DATA UNDER STUDY below:

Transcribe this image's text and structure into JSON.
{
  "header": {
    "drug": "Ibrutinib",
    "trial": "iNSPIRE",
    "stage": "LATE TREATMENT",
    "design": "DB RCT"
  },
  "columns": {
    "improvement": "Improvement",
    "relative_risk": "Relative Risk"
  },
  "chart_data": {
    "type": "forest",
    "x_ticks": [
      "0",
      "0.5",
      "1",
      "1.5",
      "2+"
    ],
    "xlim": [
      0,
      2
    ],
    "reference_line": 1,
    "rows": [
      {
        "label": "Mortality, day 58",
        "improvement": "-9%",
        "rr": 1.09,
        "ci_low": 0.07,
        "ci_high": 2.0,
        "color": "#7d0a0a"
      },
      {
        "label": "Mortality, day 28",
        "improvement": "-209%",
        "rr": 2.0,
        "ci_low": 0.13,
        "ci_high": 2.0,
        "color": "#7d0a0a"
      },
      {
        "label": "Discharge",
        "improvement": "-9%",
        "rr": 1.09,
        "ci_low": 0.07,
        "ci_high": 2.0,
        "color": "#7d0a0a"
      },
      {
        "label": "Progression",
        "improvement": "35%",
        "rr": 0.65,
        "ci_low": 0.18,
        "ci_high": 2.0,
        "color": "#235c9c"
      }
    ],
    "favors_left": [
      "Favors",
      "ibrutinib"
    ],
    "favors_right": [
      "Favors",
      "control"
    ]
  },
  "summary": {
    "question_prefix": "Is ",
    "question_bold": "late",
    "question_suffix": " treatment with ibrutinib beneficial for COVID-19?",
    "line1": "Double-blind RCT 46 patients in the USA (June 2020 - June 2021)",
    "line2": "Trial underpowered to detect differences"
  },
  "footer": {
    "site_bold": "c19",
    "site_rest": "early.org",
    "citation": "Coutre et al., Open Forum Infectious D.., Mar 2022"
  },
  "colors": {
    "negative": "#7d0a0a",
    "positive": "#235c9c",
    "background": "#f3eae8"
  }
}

End of DATA UNDER STUDY.

__WHAT TO PRODUCE__: Write out each entry again, leaving every word as it is.

__RESPONSE TO THE TASK__:
Transcribe this image's text and structure into JSON.
{
  "header": {
    "drug": "Ibrutinib",
    "trial": "iNSPIRE",
    "stage": "LATE TREATMENT",
    "design": "DB RCT"
  },
  "columns": {
    "improvement": "Improvement",
    "relative_risk": "Relative Risk"
  },
  "chart_data": {
    "type": "forest",
    "x_ticks": [
      "0",
      "0.5",
      "1",
      "1.5",
      "2+"
    ],
    "xlim": [
      0,
      2
    ],
    "reference_line": 1,
    "rows": [
      {
        "label": "Mortality, day 58",
        "improvement": "-9%",
        "rr": 1.09,
        "ci_low": 0.07,
        "ci_high": 2.0,
        "color": "#7d0a0a"
      },
      {
        "label": "Mortality, day 28",
        "improvement": "-209%",
        "rr": 2.0,
        "ci_low": 0.13,
        "ci_high": 2.0,
        "color": "#7d0a0a"
      },
      {
        "label": "Discharge",
        "improvement": "-9%",
        "rr": 1.09,
        "ci_low": 0.07,
        "ci_high": 2.0,
        "color": "#7d0a0a"
      },
      {
        "label": "Progression",
        "improvement": "35%",
        "rr": 0.65,
        "ci_low": 0.18,
        "ci_high": 2.0,
        "color": "#235c9c"
      }
    ],
    "favors_left": [
      "Favors",
      "ibrutinib"
    ],
    "favors_right": [
      "Favors",
      "control"
    ]
  },
  "summary": {
    "question_prefix": "Is ",
    "question_bold": "late",
    "question_suffix": " treatment with ibrutinib beneficial for COVID-19?",
    "line1": "Double-blind RCT 46 patients in the USA (June 2020 - June 2021)",
    "line2": "Trial underpowered to detect differences"
  },
  "footer": {
    "site_bold": "c19",
    "site_rest": "early.org",
    "citation": "Coutre et al., Open Forum Infectious D.., Mar 2022"
  },
  "colors": {
    "negative": "#7d0a0a",
    "positive": "#235c9c",
    "background": "#f3eae8"
  }
}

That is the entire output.